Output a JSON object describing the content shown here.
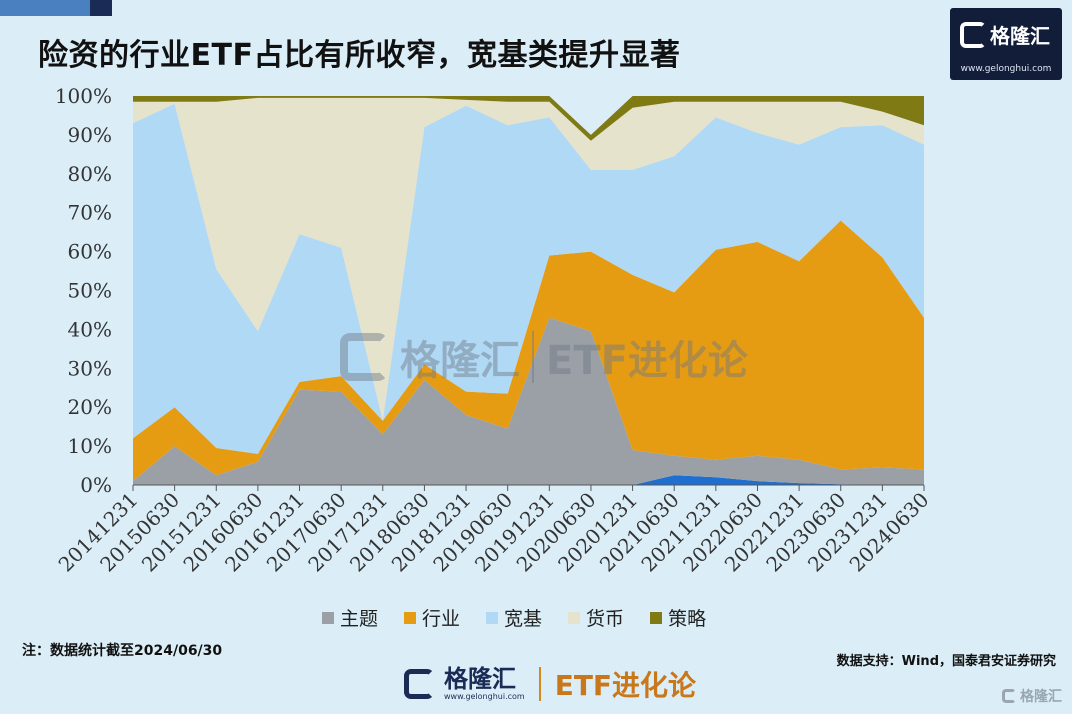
{
  "header": {
    "title": "险资的行业ETF占比有所收窄，宽基类提升显著",
    "logo_name": "格隆汇",
    "logo_url": "www.gelonghui.com"
  },
  "chart_data": {
    "type": "area",
    "stacked": true,
    "categories": [
      "20141231",
      "20150630",
      "20151231",
      "20160630",
      "20161231",
      "20170630",
      "20171231",
      "20180630",
      "20181231",
      "20190630",
      "20191231",
      "20200630",
      "20201231",
      "20210630",
      "20211231",
      "20220630",
      "20221231",
      "20230630",
      "20231231",
      "20240630"
    ],
    "y_ticks": [
      "0%",
      "10%",
      "20%",
      "30%",
      "40%",
      "50%",
      "60%",
      "70%",
      "80%",
      "90%",
      "100%"
    ],
    "ylim": [
      0,
      100
    ],
    "series": [
      {
        "name": "",
        "color": "#1f6fd0",
        "values": [
          0,
          0,
          0,
          0,
          0,
          0,
          0,
          0,
          0,
          0,
          0,
          0,
          0,
          2.5,
          2,
          1,
          0.5,
          0.2,
          0,
          0
        ]
      },
      {
        "name": "主题",
        "color": "#9aa0a6",
        "values": [
          1,
          10,
          2.5,
          6,
          24.5,
          24,
          13,
          27,
          18,
          14.5,
          43,
          39.5,
          9,
          5,
          4.5,
          6.5,
          6,
          3.8,
          4.5,
          4
        ]
      },
      {
        "name": "行业",
        "color": "#e69c12",
        "values": [
          11,
          10,
          7,
          2,
          2,
          4,
          3.5,
          4,
          6,
          9,
          16,
          20.5,
          45,
          42,
          54,
          55,
          51,
          64,
          54,
          39
        ]
      },
      {
        "name": "宽基",
        "color": "#b0d9f6",
        "values": [
          81,
          78,
          46,
          31.5,
          38,
          33,
          0,
          61,
          73.5,
          69,
          35.5,
          21,
          27,
          35,
          34,
          28,
          30,
          24,
          34,
          44.5
        ]
      },
      {
        "name": "货币",
        "color": "#e5e3cb",
        "values": [
          5.5,
          0.5,
          43,
          60,
          35,
          38.5,
          83,
          7.5,
          1.5,
          6,
          4,
          7.5,
          16,
          14,
          4,
          8,
          11,
          6.5,
          3.5,
          5
        ]
      },
      {
        "name": "策略",
        "color": "#7f7a14",
        "values": [
          1.5,
          1.5,
          1.5,
          0.5,
          0.5,
          0.5,
          0.5,
          0.5,
          1,
          1.5,
          1.5,
          1.5,
          3,
          1.5,
          1.5,
          1.5,
          1.5,
          1.5,
          4,
          7.5
        ]
      }
    ]
  },
  "watermark": {
    "name": "格隆汇",
    "url": "www.gelonghui.com",
    "column": "ETF进化论"
  },
  "footer": {
    "note": "注：数据统计截至2024/06/30",
    "source": "数据支持：Wind，国泰君安证券研究",
    "brand_name": "格隆汇",
    "brand_url": "www.gelonghui.com",
    "column": "ETF进化论",
    "corner_name": "格隆汇"
  }
}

= = = =

- Given request:
Copy out each line in the listing that has the word "color".

- Correct output:
        "color": "#1f6fd0",
        "color": "#9aa0a6",
        "color": "#e69c12",
        "color": "#b0d9f6",
        "color": "#e5e3cb",
        "color": "#7f7a14",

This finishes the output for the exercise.